* _EXTRACTED INFORMATION_:
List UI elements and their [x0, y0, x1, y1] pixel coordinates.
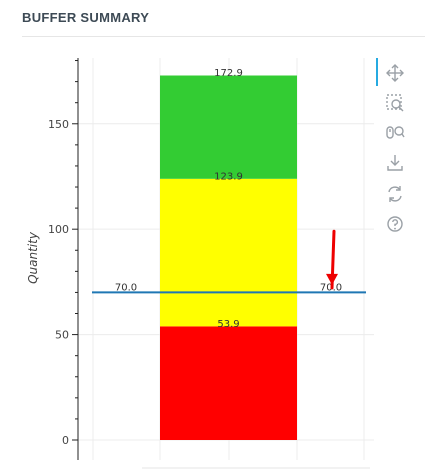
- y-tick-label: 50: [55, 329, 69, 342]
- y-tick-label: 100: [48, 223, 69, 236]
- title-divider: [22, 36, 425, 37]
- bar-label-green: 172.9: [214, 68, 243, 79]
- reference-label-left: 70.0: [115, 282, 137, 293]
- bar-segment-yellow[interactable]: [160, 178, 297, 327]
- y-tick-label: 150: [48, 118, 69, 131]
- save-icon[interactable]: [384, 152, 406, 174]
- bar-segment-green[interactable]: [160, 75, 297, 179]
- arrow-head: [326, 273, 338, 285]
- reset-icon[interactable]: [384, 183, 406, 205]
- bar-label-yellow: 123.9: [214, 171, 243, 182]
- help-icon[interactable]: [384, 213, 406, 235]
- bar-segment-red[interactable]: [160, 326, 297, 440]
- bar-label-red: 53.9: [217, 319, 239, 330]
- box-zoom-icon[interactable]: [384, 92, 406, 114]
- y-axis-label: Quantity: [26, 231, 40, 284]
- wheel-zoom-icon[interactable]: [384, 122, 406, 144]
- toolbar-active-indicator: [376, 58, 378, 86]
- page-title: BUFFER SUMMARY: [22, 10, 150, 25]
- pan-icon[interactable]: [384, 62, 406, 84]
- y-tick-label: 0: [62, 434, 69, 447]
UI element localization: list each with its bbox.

* _STATED PROBLEM_: Retype every line of the rows above with no changes, leaving out the pictures.

* _TASK RESPONSE_:
List UI elements and their [x0, y0, x1, y1] pixel coordinates.
- y-tick-label: 50: [55, 329, 69, 342]
- y-tick-label: 100: [48, 223, 69, 236]
- title-divider: [22, 36, 425, 37]
- bar-label-green: 172.9: [214, 68, 243, 79]
- reference-label-left: 70.0: [115, 282, 137, 293]
- bar-segment-yellow[interactable]: [160, 178, 297, 327]
- y-tick-label: 150: [48, 118, 69, 131]
- save-icon[interactable]: [384, 152, 406, 174]
- bar-segment-green[interactable]: [160, 75, 297, 179]
- arrow-head: [326, 273, 338, 285]
- reset-icon[interactable]: [384, 183, 406, 205]
- bar-label-yellow: 123.9: [214, 171, 243, 182]
- help-icon[interactable]: [384, 213, 406, 235]
- bar-segment-red[interactable]: [160, 326, 297, 440]
- bar-label-red: 53.9: [217, 319, 239, 330]
- box-zoom-icon[interactable]: [384, 92, 406, 114]
- y-axis-label: Quantity: [26, 231, 40, 284]
- wheel-zoom-icon[interactable]: [384, 122, 406, 144]
- toolbar-active-indicator: [376, 58, 378, 86]
- page-title: BUFFER SUMMARY: [22, 10, 150, 25]
- pan-icon[interactable]: [384, 62, 406, 84]
- y-tick-label: 0: [62, 434, 69, 447]
UI element localization: list each with its bbox.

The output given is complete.